## begin LISTING
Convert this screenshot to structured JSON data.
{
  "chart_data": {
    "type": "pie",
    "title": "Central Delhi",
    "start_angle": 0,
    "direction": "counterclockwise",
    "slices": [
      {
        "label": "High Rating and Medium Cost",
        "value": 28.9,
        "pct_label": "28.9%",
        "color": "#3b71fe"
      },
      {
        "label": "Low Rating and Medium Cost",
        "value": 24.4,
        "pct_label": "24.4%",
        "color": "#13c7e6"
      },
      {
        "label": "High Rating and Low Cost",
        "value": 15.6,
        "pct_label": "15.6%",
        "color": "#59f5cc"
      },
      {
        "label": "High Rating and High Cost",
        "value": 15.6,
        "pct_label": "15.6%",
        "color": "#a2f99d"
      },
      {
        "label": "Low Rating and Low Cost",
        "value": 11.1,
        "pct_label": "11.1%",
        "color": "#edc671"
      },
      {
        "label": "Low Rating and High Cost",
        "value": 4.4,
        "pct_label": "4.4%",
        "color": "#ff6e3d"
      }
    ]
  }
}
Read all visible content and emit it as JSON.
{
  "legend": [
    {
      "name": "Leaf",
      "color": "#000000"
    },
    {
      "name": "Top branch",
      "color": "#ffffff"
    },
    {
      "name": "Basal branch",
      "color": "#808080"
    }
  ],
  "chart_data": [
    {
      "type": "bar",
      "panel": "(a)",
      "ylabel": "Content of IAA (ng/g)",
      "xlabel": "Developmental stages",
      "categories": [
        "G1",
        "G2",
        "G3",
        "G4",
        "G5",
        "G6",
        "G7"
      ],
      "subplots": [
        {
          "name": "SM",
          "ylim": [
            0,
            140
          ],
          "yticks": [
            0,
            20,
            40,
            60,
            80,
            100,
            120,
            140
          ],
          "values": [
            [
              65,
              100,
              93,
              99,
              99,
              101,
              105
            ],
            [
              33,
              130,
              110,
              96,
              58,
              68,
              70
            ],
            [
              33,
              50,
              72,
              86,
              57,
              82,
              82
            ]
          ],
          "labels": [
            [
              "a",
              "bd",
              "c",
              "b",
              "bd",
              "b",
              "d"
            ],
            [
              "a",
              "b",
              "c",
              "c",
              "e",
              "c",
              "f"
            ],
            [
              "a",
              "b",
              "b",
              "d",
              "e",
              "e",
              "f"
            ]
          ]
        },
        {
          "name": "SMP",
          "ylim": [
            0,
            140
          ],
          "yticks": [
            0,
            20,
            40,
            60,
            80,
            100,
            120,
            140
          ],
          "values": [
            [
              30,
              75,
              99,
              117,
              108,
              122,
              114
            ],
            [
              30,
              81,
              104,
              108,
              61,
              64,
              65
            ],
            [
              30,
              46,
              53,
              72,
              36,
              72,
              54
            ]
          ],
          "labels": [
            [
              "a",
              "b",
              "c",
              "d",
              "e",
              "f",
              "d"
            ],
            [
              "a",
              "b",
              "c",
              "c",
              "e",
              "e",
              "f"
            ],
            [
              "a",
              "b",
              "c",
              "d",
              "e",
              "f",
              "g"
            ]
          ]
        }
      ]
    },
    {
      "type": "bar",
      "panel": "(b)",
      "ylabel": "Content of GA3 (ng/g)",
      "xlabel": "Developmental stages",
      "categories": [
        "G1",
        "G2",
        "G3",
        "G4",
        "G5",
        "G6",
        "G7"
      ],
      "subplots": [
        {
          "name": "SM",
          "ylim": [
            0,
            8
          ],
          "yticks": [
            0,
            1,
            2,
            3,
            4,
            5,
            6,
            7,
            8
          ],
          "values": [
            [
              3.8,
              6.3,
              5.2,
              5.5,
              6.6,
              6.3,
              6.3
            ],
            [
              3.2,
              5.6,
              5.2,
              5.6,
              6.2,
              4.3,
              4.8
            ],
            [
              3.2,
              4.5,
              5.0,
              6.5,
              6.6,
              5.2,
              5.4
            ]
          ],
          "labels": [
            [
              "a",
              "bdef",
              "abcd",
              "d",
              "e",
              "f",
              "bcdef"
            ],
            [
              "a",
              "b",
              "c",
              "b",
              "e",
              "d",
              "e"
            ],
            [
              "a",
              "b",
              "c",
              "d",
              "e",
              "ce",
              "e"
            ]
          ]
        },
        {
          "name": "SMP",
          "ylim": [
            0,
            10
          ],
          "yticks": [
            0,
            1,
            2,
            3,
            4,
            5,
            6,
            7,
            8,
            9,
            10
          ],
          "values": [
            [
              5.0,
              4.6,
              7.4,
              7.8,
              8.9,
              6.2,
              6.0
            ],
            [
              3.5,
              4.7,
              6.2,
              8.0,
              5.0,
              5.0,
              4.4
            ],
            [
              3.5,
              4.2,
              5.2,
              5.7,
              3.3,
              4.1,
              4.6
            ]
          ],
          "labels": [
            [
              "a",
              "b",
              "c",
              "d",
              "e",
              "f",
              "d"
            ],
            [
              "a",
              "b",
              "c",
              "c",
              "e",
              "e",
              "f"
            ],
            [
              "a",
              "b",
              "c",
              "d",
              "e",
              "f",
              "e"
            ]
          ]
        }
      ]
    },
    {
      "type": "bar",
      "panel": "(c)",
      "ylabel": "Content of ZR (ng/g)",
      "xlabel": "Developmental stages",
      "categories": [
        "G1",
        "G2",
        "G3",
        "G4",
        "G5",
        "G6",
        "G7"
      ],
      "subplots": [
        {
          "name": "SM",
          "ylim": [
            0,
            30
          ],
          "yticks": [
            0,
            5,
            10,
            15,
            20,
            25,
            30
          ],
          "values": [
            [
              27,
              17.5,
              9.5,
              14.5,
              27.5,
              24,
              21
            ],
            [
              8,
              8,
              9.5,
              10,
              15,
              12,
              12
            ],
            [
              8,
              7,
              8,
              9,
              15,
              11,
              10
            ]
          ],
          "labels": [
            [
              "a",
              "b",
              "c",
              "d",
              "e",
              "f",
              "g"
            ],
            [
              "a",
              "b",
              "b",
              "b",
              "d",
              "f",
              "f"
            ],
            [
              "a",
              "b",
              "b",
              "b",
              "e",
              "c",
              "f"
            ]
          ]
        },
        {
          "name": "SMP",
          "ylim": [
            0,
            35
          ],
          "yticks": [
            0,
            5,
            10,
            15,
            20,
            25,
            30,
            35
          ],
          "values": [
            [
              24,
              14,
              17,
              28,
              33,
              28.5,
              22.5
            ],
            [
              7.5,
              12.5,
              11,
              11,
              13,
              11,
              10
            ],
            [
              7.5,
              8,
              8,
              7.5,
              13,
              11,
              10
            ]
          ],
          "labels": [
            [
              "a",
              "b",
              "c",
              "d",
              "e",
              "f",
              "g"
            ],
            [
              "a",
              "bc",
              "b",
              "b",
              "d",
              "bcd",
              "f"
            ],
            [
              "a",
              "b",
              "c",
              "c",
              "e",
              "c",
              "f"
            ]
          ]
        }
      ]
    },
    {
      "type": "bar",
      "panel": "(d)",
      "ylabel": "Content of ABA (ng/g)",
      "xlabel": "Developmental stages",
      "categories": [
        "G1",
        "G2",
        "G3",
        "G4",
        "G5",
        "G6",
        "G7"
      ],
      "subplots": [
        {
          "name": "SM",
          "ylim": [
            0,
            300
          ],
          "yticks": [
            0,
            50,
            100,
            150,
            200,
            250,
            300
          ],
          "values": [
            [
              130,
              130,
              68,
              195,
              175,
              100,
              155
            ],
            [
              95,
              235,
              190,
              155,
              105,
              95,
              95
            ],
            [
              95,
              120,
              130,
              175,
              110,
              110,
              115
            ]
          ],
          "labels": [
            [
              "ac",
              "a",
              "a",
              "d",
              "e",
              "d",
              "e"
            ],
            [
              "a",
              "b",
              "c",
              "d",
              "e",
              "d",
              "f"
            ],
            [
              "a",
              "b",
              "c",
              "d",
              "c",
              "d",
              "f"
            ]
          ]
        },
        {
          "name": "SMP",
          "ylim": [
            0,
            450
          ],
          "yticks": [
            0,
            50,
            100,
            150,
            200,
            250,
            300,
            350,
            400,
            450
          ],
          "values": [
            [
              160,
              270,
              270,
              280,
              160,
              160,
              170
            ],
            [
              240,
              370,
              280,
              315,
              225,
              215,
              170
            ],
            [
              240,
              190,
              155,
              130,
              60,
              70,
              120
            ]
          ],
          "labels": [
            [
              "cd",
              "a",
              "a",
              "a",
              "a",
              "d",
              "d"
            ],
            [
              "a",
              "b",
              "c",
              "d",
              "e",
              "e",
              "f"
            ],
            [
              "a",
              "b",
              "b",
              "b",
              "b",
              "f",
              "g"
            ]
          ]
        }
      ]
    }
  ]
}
## end LISTING
• **REQUIREMENT**:
Find the string "JSON" in the entries above and return each line that holds it.

• **WRITTEN RESPONSE**:
Convert this screenshot to structured JSON data.
Read all visible content and emit it as JSON.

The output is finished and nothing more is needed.